--- Items ---

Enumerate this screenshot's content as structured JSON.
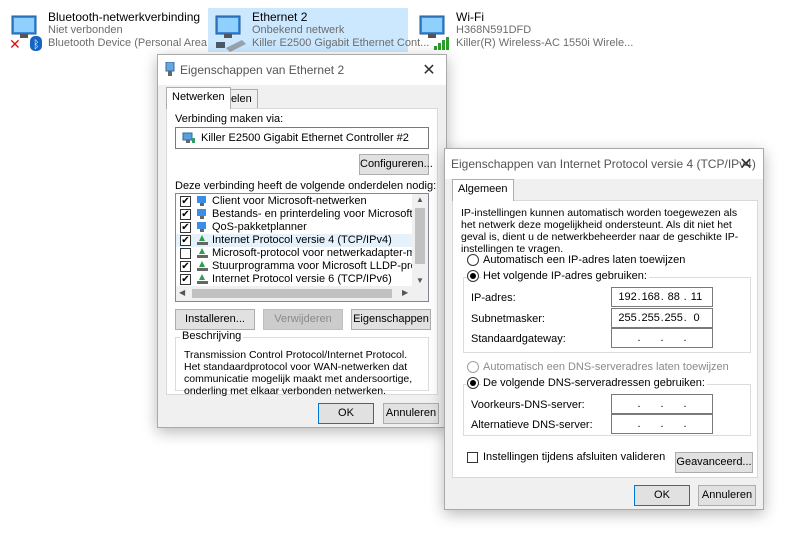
{
  "connections": [
    {
      "name": "Bluetooth-netwerkverbinding",
      "status": "Niet verbonden",
      "device": "Bluetooth Device (Personal Area ..."
    },
    {
      "name": "Ethernet 2",
      "status": "Onbekend netwerk",
      "device": "Killer E2500 Gigabit Ethernet Cont..."
    },
    {
      "name": "Wi-Fi",
      "status": "H368N591DFD",
      "device": "Killer(R) Wireless-AC 1550i Wirele..."
    }
  ],
  "eth_dialog": {
    "title": "Eigenschappen van Ethernet 2",
    "tabs": [
      "Netwerken",
      "Delen"
    ],
    "connect_via_label": "Verbinding maken via:",
    "adapter": "Killer E2500 Gigabit Ethernet Controller #2",
    "configure_button": "Configureren...",
    "components_label": "Deze verbinding heeft de volgende onderdelen nodig:",
    "components": [
      {
        "label": "Client voor Microsoft-netwerken",
        "checked": true
      },
      {
        "label": "Bestands- en printerdeling voor Microsoft-netwerken",
        "checked": true
      },
      {
        "label": "QoS-pakketplanner",
        "checked": true
      },
      {
        "label": "Internet Protocol versie 4 (TCP/IPv4)",
        "checked": true
      },
      {
        "label": "Microsoft-protocol voor netwerkadapter-multiplexor",
        "checked": false
      },
      {
        "label": "Stuurprogramma voor Microsoft LLDP-protocol",
        "checked": true
      },
      {
        "label": "Internet Protocol versie 6 (TCP/IPv6)",
        "checked": true
      }
    ],
    "install_button": "Installeren...",
    "remove_button": "Verwijderen",
    "properties_button": "Eigenschappen",
    "description_title": "Beschrijving",
    "description": "Transmission Control Protocol/Internet Protocol. Het standaardprotocol voor WAN-netwerken dat communicatie mogelijk maakt met andersoortige, onderling met elkaar verbonden netwerken.",
    "ok_button": "OK",
    "cancel_button": "Annuleren"
  },
  "ipv4_dialog": {
    "title": "Eigenschappen van Internet Protocol versie 4 (TCP/IPv4)",
    "tab": "Algemeen",
    "intro": "IP-instellingen kunnen automatisch worden toegewezen als het netwerk deze mogelijkheid ondersteunt. Als dit niet het geval is, dient u de netwerkbeheerder naar de geschikte IP-instellingen te vragen.",
    "auto_ip_label": "Automatisch een IP-adres laten toewijzen",
    "manual_ip_label": "Het volgende IP-adres gebruiken:",
    "ip_label": "IP-adres:",
    "ip_value": [
      "192",
      "168",
      "88",
      "11"
    ],
    "subnet_label": "Subnetmasker:",
    "subnet_value": [
      "255",
      "255",
      "255",
      "0"
    ],
    "gateway_label": "Standaardgateway:",
    "auto_dns_label": "Automatisch een DNS-serveradres laten toewijzen",
    "manual_dns_label": "De volgende DNS-serveradressen gebruiken:",
    "preferred_dns_label": "Voorkeurs-DNS-server:",
    "alternate_dns_label": "Alternatieve DNS-server:",
    "validate_label": "Instellingen tijdens afsluiten valideren",
    "advanced_button": "Geavanceerd...",
    "ok_button": "OK",
    "cancel_button": "Annuleren"
  }
}
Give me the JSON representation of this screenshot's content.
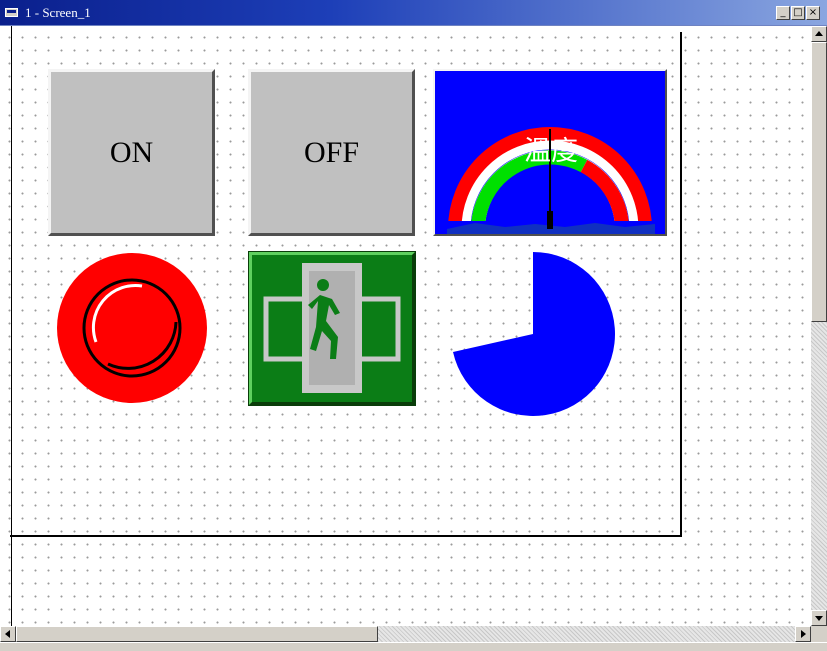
{
  "window": {
    "title": "1 - Screen_1",
    "controls": {
      "minimize": "_",
      "maximize": "□",
      "close": "×"
    }
  },
  "buttons": {
    "on_label": "ON",
    "off_label": "OFF"
  },
  "gauge": {
    "label": "溫度",
    "colors": {
      "background": "#0000ff",
      "outer_ring": "#ff0000",
      "inner_ring": "#00ff00",
      "ring_gap": "#ffffff"
    }
  },
  "objects": {
    "red_button": {
      "color": "#ff0000",
      "icon": "red-push-button"
    },
    "exit_sign": {
      "color": "#0b7d16",
      "icon": "emergency-exit-icon"
    },
    "pie": {
      "color": "#0000ff",
      "filled_fraction": 0.8
    }
  }
}
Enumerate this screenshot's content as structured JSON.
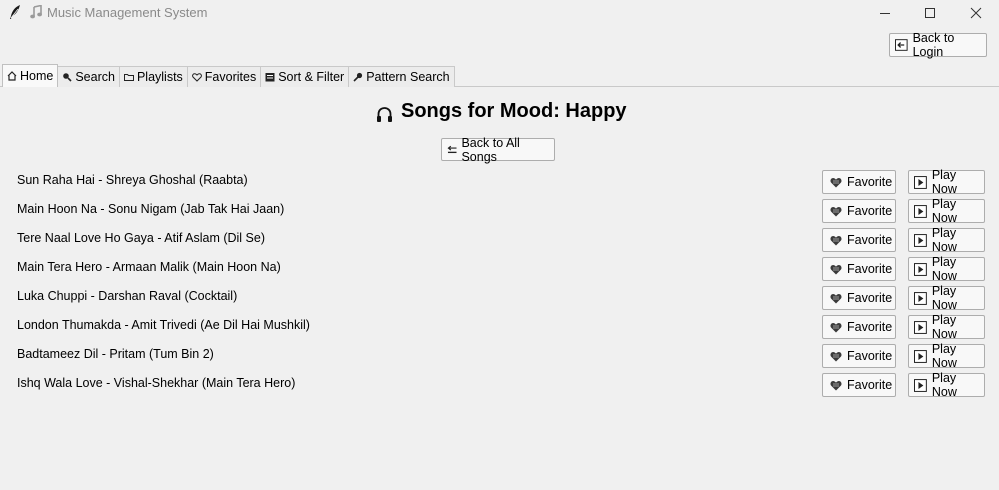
{
  "window": {
    "title": "Music Management System",
    "app_icon": "feather-icon",
    "title_icon": "music-note-icon",
    "controls": [
      "minimize-icon",
      "maximize-icon",
      "close-icon"
    ]
  },
  "header": {
    "back_to_login_label": "Back to Login",
    "back_to_login_icon": "back-arrow-icon"
  },
  "tabs": [
    {
      "label": "Home",
      "icon": "home-icon",
      "active": true
    },
    {
      "label": "Search",
      "icon": "magnifier-icon",
      "active": false
    },
    {
      "label": "Playlists",
      "icon": "folder-icon",
      "active": false
    },
    {
      "label": "Favorites",
      "icon": "heart-icon",
      "active": false
    },
    {
      "label": "Sort & Filter",
      "icon": "filter-icon",
      "active": false
    },
    {
      "label": "Pattern Search",
      "icon": "key-icon",
      "active": false
    }
  ],
  "main": {
    "heading": "Songs for Mood: Happy",
    "heading_icon": "headphones-icon",
    "back_to_all_label": "Back to All Songs",
    "back_to_all_icon": "back-arrow-icon",
    "favorite_label": "Favorite",
    "favorite_icon": "heart-icon",
    "play_label": "Play Now",
    "play_icon": "play-icon",
    "songs": [
      "Sun Raha Hai - Shreya Ghoshal (Raabta)",
      "Main Hoon Na - Sonu Nigam (Jab Tak Hai Jaan)",
      "Tere Naal Love Ho Gaya - Atif Aslam (Dil Se)",
      "Main Tera Hero - Armaan Malik (Main Hoon Na)",
      "Luka Chuppi - Darshan Raval (Cocktail)",
      "London Thumakda - Amit Trivedi (Ae Dil Hai Mushkil)",
      "Badtameez Dil - Pritam (Tum Bin 2)",
      "Ishq Wala Love - Vishal-Shekhar (Main Tera Hero)"
    ]
  },
  "colors": {
    "window_bg": "#f0f0f0",
    "button_bg": "#f8f8f8",
    "button_border": "#adadad",
    "title_text": "#8a8a8a"
  }
}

---

--- What this task involves ---
Exact duplication of all the records is required; pictures are omitted from the copy.

--- Solved exercise ---
Enumerate this screenshot's content as structured JSON.
{
  "connections": [
    {
      "name": "Bluetooth-netwerkverbinding",
      "status": "Niet verbonden",
      "device": "Bluetooth Device (Personal Area ..."
    },
    {
      "name": "Ethernet 2",
      "status": "Onbekend netwerk",
      "device": "Killer E2500 Gigabit Ethernet Cont..."
    },
    {
      "name": "Wi-Fi",
      "status": "H368N591DFD",
      "device": "Killer(R) Wireless-AC 1550i Wirele..."
    }
  ],
  "eth_dialog": {
    "title": "Eigenschappen van Ethernet 2",
    "tabs": [
      "Netwerken",
      "Delen"
    ],
    "connect_via_label": "Verbinding maken via:",
    "adapter": "Killer E2500 Gigabit Ethernet Controller #2",
    "configure_button": "Configureren...",
    "components_label": "Deze verbinding heeft de volgende onderdelen nodig:",
    "components": [
      {
        "label": "Client voor Microsoft-netwerken",
        "checked": true
      },
      {
        "label": "Bestands- en printerdeling voor Microsoft-netwerken",
        "checked": true
      },
      {
        "label": "QoS-pakketplanner",
        "checked": true
      },
      {
        "label": "Internet Protocol versie 4 (TCP/IPv4)",
        "checked": true
      },
      {
        "label": "Microsoft-protocol voor netwerkadapter-multiplexor",
        "checked": false
      },
      {
        "label": "Stuurprogramma voor Microsoft LLDP-protocol",
        "checked": true
      },
      {
        "label": "Internet Protocol versie 6 (TCP/IPv6)",
        "checked": true
      }
    ],
    "install_button": "Installeren...",
    "remove_button": "Verwijderen",
    "properties_button": "Eigenschappen",
    "description_title": "Beschrijving",
    "description": "Transmission Control Protocol/Internet Protocol. Het standaardprotocol voor WAN-netwerken dat communicatie mogelijk maakt met andersoortige, onderling met elkaar verbonden netwerken.",
    "ok_button": "OK",
    "cancel_button": "Annuleren"
  },
  "ipv4_dialog": {
    "title": "Eigenschappen van Internet Protocol versie 4 (TCP/IPv4)",
    "tab": "Algemeen",
    "intro": "IP-instellingen kunnen automatisch worden toegewezen als het netwerk deze mogelijkheid ondersteunt. Als dit niet het geval is, dient u de netwerkbeheerder naar de geschikte IP-instellingen te vragen.",
    "auto_ip_label": "Automatisch een IP-adres laten toewijzen",
    "manual_ip_label": "Het volgende IP-adres gebruiken:",
    "ip_label": "IP-adres:",
    "ip_value": [
      "192",
      "168",
      "88",
      "11"
    ],
    "subnet_label": "Subnetmasker:",
    "subnet_value": [
      "255",
      "255",
      "255",
      "0"
    ],
    "gateway_label": "Standaardgateway:",
    "auto_dns_label": "Automatisch een DNS-serveradres laten toewijzen",
    "manual_dns_label": "De volgende DNS-serveradressen gebruiken:",
    "preferred_dns_label": "Voorkeurs-DNS-server:",
    "alternate_dns_label": "Alternatieve DNS-server:",
    "validate_label": "Instellingen tijdens afsluiten valideren",
    "advanced_button": "Geavanceerd...",
    "ok_button": "OK",
    "cancel_button": "Annuleren"
  }
}
Give me the JSON representation of this screenshot's content.
{
  "window": {
    "title": "1 - Screen_1",
    "controls": {
      "minimize": "_",
      "maximize": "□",
      "close": "×"
    }
  },
  "buttons": {
    "on_label": "ON",
    "off_label": "OFF"
  },
  "gauge": {
    "label": "溫度",
    "colors": {
      "background": "#0000ff",
      "outer_ring": "#ff0000",
      "inner_ring": "#00ff00",
      "ring_gap": "#ffffff"
    }
  },
  "objects": {
    "red_button": {
      "color": "#ff0000",
      "icon": "red-push-button"
    },
    "exit_sign": {
      "color": "#0b7d16",
      "icon": "emergency-exit-icon"
    },
    "pie": {
      "color": "#0000ff",
      "filled_fraction": 0.8
    }
  }
}
Enumerate this screenshot's content as structured JSON.
{
  "window": {
    "title": "Music Management System",
    "app_icon": "feather-icon",
    "title_icon": "music-note-icon",
    "controls": [
      "minimize-icon",
      "maximize-icon",
      "close-icon"
    ]
  },
  "header": {
    "back_to_login_label": "Back to Login",
    "back_to_login_icon": "back-arrow-icon"
  },
  "tabs": [
    {
      "label": "Home",
      "icon": "home-icon",
      "active": true
    },
    {
      "label": "Search",
      "icon": "magnifier-icon",
      "active": false
    },
    {
      "label": "Playlists",
      "icon": "folder-icon",
      "active": false
    },
    {
      "label": "Favorites",
      "icon": "heart-icon",
      "active": false
    },
    {
      "label": "Sort & Filter",
      "icon": "filter-icon",
      "active": false
    },
    {
      "label": "Pattern Search",
      "icon": "key-icon",
      "active": false
    }
  ],
  "main": {
    "heading": "Songs for Mood: Happy",
    "heading_icon": "headphones-icon",
    "back_to_all_label": "Back to All Songs",
    "back_to_all_icon": "back-arrow-icon",
    "favorite_label": "Favorite",
    "favorite_icon": "heart-icon",
    "play_label": "Play Now",
    "play_icon": "play-icon",
    "songs": [
      "Sun Raha Hai - Shreya Ghoshal (Raabta)",
      "Main Hoon Na - Sonu Nigam (Jab Tak Hai Jaan)",
      "Tere Naal Love Ho Gaya - Atif Aslam (Dil Se)",
      "Main Tera Hero - Armaan Malik (Main Hoon Na)",
      "Luka Chuppi - Darshan Raval (Cocktail)",
      "London Thumakda - Amit Trivedi (Ae Dil Hai Mushkil)",
      "Badtameez Dil - Pritam (Tum Bin 2)",
      "Ishq Wala Love - Vishal-Shekhar (Main Tera Hero)"
    ]
  },
  "colors": {
    "window_bg": "#f0f0f0",
    "button_bg": "#f8f8f8",
    "button_border": "#adadad",
    "title_text": "#8a8a8a"
  }
}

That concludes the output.